=== INSTRUCTION ===
Find all lines in the listing that include the word "INTEGRACIÓN", then copy them.

(Recorded data)
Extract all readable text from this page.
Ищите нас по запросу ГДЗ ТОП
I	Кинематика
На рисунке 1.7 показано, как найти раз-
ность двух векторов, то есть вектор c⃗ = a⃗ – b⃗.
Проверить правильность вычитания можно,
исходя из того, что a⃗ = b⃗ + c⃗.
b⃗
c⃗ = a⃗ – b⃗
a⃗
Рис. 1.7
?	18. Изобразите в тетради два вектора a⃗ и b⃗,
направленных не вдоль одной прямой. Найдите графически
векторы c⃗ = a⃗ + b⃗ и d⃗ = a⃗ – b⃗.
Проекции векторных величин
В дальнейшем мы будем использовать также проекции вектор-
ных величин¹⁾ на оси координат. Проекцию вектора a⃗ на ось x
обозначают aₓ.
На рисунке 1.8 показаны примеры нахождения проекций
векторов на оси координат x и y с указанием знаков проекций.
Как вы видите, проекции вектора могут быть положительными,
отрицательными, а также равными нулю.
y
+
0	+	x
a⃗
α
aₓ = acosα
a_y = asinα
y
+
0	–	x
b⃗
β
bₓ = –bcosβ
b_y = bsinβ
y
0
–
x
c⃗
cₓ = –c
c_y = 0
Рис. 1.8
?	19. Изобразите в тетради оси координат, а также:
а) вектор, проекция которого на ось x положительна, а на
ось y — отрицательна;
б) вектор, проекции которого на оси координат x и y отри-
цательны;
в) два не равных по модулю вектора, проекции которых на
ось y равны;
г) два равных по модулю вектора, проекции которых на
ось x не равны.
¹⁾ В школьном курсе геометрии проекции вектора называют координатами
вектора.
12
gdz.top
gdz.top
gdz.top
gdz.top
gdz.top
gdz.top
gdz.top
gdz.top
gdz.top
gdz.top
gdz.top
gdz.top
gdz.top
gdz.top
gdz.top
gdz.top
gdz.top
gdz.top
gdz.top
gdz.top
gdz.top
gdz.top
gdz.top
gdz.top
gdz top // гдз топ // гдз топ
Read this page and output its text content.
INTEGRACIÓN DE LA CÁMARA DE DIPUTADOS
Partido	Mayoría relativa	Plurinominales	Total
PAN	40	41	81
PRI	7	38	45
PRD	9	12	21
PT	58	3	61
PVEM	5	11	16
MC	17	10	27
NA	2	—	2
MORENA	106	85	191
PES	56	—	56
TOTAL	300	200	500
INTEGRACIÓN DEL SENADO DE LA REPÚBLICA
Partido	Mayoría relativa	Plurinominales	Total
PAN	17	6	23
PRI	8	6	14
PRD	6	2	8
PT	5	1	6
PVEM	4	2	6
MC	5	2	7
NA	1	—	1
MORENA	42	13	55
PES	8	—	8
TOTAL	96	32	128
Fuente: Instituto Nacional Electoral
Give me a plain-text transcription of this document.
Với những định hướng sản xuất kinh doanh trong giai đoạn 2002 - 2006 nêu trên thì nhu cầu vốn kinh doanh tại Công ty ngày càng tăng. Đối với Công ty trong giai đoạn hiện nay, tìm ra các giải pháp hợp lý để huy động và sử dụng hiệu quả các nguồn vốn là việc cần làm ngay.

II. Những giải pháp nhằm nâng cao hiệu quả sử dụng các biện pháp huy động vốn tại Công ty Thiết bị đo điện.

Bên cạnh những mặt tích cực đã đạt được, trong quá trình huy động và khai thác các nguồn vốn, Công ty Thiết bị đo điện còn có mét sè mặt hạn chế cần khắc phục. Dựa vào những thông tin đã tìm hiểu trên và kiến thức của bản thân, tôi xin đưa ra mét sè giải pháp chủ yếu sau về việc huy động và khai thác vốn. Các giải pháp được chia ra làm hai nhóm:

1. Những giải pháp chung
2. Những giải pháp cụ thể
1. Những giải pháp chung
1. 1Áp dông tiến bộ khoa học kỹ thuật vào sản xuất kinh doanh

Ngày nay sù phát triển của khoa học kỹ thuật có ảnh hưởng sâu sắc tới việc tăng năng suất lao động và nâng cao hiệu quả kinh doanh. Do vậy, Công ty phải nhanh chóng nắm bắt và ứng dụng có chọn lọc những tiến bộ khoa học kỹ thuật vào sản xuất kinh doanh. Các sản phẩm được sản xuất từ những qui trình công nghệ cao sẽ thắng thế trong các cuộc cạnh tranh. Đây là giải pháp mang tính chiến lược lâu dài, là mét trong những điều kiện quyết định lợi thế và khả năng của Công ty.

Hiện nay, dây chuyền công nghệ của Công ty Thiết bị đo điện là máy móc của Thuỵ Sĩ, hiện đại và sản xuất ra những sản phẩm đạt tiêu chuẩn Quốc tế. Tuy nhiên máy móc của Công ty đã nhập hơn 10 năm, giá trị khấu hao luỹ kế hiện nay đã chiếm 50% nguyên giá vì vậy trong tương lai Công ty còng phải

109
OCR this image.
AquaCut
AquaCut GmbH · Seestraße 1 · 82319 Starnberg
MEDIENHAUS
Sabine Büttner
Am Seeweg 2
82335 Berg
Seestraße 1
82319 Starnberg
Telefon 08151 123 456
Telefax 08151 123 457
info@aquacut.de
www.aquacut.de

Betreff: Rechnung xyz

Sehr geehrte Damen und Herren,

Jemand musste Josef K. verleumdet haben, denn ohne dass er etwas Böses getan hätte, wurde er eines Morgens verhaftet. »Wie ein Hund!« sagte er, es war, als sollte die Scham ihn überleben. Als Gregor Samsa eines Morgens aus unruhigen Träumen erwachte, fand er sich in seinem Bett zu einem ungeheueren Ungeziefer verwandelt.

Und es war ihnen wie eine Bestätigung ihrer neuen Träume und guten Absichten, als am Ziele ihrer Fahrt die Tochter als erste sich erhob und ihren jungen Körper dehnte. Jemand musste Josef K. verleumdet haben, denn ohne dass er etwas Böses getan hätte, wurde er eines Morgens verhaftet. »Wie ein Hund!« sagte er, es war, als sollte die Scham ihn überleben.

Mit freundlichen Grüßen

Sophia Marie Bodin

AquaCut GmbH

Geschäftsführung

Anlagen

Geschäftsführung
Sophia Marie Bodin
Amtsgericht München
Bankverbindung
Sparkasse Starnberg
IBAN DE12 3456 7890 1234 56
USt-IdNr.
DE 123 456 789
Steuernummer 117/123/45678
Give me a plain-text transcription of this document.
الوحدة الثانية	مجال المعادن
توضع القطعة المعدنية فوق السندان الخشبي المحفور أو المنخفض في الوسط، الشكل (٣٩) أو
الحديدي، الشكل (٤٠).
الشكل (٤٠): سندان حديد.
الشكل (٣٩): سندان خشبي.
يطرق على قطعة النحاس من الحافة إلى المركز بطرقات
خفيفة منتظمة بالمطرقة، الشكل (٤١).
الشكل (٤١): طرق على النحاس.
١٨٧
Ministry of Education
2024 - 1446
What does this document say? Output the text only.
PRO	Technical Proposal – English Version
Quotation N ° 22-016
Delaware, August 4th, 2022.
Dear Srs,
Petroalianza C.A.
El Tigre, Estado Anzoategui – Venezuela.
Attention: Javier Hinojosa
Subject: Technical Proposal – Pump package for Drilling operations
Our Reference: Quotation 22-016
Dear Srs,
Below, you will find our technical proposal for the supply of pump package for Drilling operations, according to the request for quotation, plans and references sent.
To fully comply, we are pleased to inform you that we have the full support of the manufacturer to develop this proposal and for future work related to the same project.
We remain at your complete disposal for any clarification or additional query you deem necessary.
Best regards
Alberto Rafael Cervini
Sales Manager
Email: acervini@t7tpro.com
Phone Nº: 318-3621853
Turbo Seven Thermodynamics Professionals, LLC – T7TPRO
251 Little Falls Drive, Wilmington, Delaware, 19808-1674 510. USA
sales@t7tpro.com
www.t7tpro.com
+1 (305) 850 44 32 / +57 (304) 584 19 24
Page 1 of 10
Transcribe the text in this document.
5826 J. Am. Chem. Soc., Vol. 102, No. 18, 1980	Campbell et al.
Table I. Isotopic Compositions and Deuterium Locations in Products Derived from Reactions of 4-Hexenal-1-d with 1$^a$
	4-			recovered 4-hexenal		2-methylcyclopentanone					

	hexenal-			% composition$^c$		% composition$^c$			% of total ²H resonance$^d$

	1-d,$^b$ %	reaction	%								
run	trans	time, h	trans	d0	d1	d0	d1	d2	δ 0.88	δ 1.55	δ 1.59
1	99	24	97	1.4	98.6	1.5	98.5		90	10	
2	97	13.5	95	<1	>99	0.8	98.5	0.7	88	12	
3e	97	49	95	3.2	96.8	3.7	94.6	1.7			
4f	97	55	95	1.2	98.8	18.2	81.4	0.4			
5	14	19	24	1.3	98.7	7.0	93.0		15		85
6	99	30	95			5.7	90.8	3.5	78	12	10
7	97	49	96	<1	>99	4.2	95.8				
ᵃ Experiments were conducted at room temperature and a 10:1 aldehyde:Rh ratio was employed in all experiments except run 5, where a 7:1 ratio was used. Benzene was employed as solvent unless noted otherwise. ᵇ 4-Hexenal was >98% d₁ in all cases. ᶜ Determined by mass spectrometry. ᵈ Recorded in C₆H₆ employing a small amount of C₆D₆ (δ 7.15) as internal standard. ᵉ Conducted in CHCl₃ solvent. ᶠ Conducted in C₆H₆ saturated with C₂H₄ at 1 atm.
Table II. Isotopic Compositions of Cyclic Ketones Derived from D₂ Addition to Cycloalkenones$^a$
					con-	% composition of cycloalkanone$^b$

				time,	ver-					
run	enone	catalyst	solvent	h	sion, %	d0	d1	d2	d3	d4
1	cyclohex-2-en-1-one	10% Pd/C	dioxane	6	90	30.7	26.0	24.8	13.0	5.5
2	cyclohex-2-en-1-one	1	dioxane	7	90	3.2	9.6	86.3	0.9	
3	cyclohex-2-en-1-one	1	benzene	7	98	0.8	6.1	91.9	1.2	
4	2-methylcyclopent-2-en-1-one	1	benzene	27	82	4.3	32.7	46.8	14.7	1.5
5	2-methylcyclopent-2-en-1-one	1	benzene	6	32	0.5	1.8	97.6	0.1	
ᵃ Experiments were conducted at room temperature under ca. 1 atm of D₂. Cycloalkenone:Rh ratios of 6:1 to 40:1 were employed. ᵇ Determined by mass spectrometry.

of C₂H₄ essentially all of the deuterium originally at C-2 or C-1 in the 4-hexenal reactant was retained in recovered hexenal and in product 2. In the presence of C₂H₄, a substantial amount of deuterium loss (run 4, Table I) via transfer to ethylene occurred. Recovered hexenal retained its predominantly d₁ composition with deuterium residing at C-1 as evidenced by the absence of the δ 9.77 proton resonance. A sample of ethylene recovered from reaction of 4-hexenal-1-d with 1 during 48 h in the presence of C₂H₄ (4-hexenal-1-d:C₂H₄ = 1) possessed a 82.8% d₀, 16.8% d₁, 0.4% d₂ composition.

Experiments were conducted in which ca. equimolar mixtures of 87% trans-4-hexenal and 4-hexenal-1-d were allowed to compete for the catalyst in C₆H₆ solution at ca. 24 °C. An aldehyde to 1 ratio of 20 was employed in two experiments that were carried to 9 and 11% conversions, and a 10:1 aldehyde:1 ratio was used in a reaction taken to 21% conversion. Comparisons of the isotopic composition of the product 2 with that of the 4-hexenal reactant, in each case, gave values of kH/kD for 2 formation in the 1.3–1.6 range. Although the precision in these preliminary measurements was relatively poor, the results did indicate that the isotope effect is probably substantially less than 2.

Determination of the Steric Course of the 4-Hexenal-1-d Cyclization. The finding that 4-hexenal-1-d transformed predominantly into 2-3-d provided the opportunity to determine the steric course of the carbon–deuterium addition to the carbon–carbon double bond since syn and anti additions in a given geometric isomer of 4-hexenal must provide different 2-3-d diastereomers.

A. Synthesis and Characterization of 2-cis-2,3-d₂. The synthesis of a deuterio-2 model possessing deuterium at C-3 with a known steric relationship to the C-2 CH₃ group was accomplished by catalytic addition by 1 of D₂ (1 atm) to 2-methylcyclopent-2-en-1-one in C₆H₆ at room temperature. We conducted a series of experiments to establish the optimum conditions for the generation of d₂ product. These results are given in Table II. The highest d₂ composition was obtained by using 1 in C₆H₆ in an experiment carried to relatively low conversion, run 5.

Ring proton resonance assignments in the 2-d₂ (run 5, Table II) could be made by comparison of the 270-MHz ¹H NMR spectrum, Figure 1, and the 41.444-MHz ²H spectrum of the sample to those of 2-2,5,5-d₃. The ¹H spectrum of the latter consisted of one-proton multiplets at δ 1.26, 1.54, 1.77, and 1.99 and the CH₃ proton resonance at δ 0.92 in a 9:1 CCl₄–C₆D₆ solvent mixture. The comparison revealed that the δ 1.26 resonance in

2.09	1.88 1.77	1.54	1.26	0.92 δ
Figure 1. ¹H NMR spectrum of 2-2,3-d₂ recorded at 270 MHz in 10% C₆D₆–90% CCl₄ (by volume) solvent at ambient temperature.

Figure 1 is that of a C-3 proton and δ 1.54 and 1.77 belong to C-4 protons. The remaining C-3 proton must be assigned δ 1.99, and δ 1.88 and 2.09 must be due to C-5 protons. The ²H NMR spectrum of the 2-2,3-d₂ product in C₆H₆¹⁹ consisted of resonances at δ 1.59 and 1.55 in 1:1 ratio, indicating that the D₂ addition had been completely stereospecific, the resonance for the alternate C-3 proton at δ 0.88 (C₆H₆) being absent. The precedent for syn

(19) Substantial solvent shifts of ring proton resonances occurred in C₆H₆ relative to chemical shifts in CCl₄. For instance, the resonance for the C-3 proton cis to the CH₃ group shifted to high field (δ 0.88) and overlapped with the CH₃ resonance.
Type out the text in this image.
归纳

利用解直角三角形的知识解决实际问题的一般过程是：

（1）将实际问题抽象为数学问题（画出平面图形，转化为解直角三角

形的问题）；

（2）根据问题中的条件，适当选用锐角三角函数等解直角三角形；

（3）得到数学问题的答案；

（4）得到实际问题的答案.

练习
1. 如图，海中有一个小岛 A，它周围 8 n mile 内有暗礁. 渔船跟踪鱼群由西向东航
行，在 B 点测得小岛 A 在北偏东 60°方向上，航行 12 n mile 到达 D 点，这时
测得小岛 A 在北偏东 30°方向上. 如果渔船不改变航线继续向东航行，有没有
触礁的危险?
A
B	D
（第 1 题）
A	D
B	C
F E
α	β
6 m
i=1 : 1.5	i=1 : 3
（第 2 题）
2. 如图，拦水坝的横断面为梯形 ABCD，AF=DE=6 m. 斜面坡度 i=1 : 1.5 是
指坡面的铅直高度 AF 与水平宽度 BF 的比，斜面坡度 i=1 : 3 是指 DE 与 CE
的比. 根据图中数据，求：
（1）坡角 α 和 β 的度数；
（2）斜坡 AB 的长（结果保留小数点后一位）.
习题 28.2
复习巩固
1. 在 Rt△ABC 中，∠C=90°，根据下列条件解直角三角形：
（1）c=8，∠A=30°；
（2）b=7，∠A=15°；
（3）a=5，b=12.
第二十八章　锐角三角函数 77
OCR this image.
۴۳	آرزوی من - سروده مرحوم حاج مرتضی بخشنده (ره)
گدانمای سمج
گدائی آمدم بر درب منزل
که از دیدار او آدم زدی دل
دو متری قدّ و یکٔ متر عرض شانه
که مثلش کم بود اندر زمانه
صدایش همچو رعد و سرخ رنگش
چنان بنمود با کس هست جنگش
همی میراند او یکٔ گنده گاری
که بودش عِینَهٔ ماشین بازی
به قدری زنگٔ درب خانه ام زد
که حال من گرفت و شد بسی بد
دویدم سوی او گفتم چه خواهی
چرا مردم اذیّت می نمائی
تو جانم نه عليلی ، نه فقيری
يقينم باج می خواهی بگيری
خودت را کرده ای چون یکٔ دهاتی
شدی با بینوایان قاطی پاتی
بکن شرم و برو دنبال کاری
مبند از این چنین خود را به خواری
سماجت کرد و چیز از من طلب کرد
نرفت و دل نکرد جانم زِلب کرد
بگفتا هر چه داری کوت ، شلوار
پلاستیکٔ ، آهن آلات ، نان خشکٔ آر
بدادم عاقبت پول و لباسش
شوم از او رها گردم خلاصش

=== PROBLEM SOLUTION ===
INTEGRACIÓN DE LA CÁMARA DE DIPUTADOS
INTEGRACIÓN DEL SENADO DE LA REPÚBLICA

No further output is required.